→ **EXERCISE TASKS**:
(1) In the forum excerpt on Pakistan's border closure, why does EVAY expect supplying the troops in Afghanistan to become more expensive? Answer in one to three sentences.
(2) Answer these questions on the forum excerpt on Pakistan's border closure, marking each answer with the letter of its question:
(a) What does closing the border crossing block from entering Afghanistan?
(b) Where, according to the news passage, do the militants attacking American forces take shelter?
(c) To whom does EVAY address the question in the second post?
(3) Continue the forum excerpt on Pakistan's border closure from its last sentence.

→ **SELECTED EXCERPT**:

'''

In response, Pakistan has closed the border crossing, blocking NATO supplies from entering Afghanistan. The strikes are likely to further complicate an already disintegrating relationship with the United States, which has accused Pakistan of not doing enough to stop attacks on American forces in Afghanistan by militants taking shelter in Pakistan’s northwestern tribal areas. http://www.nytimes.com/2011/11/27/world/asia/pakistan-says-nato-helicopters-kill-dozens-of-soldiers.html

EVAY
11-26-2011, 03:13 PM
This move is consistent with the direction that Pakistan has been going for some time...unfortunately, it will be considerably more expensive to get our troops in Afghanistan supplied with weapons and other materiel wtih Pakistan's borders closed...but I think this had to happen.

EVAY
11-26-2011, 03:15 PM
What do you think of this WH?

I have huge respect for your generally anti-war position, and I recognize that we occasionally disagree on U.S. military action, but I wonder what you think of Pakistan's action?

'''

→ **DATA RECORDS**:
'''

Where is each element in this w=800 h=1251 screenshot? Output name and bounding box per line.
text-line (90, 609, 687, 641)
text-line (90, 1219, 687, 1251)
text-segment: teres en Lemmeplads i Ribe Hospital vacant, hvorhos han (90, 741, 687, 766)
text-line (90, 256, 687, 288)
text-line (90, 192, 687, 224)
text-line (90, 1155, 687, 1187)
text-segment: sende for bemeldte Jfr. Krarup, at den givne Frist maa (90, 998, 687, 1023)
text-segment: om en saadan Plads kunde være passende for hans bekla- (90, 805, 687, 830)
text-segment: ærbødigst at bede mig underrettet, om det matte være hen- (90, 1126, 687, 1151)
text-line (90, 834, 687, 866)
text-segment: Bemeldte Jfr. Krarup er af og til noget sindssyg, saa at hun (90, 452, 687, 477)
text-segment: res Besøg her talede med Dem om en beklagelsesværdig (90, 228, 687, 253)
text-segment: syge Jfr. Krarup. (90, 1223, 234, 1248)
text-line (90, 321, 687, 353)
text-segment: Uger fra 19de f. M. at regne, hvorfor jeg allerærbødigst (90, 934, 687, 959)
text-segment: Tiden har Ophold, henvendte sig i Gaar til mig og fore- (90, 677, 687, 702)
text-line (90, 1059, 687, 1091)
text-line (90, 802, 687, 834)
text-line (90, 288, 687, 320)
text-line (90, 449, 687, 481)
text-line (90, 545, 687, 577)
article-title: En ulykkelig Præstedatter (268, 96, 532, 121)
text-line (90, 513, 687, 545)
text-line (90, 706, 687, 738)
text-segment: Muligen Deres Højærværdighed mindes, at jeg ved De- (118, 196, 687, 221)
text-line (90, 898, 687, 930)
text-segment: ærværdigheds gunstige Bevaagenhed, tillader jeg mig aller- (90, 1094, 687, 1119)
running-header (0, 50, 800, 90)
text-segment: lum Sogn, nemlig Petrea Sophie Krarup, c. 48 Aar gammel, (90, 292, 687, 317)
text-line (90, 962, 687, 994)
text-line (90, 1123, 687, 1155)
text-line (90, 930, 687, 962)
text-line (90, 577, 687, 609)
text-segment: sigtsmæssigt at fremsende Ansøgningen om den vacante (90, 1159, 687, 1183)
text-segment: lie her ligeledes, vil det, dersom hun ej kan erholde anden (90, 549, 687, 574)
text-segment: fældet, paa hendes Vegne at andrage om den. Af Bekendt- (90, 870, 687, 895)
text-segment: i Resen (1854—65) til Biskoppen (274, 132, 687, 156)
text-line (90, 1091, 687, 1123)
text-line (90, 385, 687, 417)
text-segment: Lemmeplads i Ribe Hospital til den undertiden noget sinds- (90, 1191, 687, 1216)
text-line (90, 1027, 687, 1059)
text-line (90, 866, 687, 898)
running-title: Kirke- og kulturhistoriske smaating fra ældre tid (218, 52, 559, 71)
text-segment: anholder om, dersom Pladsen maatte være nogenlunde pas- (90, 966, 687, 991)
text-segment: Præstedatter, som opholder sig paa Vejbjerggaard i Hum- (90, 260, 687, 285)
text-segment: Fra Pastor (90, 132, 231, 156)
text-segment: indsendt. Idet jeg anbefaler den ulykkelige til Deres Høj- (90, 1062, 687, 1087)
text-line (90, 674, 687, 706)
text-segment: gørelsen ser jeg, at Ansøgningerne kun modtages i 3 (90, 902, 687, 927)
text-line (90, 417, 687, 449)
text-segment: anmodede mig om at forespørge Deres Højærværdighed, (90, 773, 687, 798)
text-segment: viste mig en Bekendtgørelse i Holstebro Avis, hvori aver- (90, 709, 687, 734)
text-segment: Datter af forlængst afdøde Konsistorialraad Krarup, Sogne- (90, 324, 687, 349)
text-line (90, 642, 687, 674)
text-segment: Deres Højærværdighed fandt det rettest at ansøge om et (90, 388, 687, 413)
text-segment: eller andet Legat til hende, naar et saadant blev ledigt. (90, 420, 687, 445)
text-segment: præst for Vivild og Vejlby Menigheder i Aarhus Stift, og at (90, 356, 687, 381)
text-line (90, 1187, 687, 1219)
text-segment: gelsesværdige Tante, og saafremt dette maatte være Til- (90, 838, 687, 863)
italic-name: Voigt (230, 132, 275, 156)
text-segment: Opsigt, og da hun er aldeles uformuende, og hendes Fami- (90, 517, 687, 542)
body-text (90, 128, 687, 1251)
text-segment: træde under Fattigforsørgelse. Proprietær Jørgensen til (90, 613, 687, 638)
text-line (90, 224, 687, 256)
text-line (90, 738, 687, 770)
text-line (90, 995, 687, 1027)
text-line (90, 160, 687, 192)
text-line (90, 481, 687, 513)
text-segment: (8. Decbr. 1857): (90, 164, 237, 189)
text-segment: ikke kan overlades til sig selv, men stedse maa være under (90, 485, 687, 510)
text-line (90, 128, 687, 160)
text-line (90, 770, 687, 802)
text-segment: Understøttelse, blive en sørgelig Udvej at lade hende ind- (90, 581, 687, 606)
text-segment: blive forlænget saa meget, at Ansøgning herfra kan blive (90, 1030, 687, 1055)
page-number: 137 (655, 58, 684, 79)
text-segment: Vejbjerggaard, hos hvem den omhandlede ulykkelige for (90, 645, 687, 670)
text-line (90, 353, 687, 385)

'''

→ **EXPECTED RESULTS**:
(1) EVAY expects supplying the troops in Afghanistan with weapons and other materiel to become considerably more expensive because Pakistan's borders are closed.

(2)
(a) NATO supplies.
(b) In Pakistan's northwestern tribal areas.
(c) WH.

(3)
EVAY
11-26-2011, 03:22 PM
Pakistan has always been super-protective of their 'sovereignty' issues' since they broke off from India. We have treated them pretty much with kid gloves in the past because of their possession of nuclear weapons ('keep them close') and because they were more westernized than many of their neighbors. But ever since the first Gulf War, their muslim population has been becoming more and more anti-US.

EVAY
11-26-2011, 03:28 PM
^^^ We began the first Gulf War essentially at the invitation of Saudi Arabia, who was threatened by Iraq's move over Kuwait. Muslim hard-liners (including Bin Laden) expected that we would leave the Saudi soil after the war ended. The fact that we stayed has been problematic to them ever since, because they see us as infidels defiling the locations of their holy cities.

Wild Cobra
11-26-2011, 03:31 PM
Hate to break it to you. We were in Saudi Arabia long before the Kuwaiti incident.

EVAY
11-26-2011, 03:34 PM
And remember that Pakistan broke from India primarily over the issue of religion. Gandhi was Hindu and was assassinated by a muslim. As the U.S. presence grew in the region and the U.S. military became more and more willing to oust Muslim extremism wherever it was found (except of course in Saudi Arabia), the pakistani muslim population became more and more uncomfortable with the perceived western orientation of their governments. Actually, Pakistanis were accused of working against Western interests even before the first Gulf War, and the U.S. has been nervous about their nuclear status for a very long time. We always believed we could talk them into our positions on things. Not so much any more.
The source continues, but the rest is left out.